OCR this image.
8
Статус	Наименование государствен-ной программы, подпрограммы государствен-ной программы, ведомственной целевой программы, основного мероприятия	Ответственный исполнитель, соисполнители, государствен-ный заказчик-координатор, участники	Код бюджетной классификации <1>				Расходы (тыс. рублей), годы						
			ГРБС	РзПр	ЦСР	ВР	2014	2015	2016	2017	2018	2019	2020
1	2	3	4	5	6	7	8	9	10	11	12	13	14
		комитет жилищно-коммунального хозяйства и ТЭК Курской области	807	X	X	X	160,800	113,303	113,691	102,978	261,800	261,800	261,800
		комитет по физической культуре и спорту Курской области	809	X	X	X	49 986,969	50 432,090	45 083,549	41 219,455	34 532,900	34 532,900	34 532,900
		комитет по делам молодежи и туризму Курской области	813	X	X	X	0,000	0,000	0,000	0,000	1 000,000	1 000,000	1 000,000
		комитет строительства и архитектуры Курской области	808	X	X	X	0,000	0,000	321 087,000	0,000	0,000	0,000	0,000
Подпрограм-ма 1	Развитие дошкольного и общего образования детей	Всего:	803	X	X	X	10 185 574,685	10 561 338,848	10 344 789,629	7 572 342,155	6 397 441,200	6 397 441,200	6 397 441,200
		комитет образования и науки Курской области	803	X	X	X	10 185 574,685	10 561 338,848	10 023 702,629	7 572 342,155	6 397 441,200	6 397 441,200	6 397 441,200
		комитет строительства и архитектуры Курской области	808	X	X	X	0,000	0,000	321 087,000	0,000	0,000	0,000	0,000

========================================================================

◆ Requirement ◆
Wherever a line in the data above holds "образования", copy that line.

◆ Result of the task ◆
Подпрограм-ма 1	Развитие дошкольного и общего образования детей	Всего:	803	X	X	X	10 185 574,685	10 561 338,848	10 344 789,629	7 572 342,155	6 397 441,200	6 397 441,200	6 397 441,200
		комитет образования и науки Курской области	803	X	X	X	10 185 574,685	10 561 338,848	10 023 702,629	7 572 342,155	6 397 441,200	6 397 441,200	6 397 441,200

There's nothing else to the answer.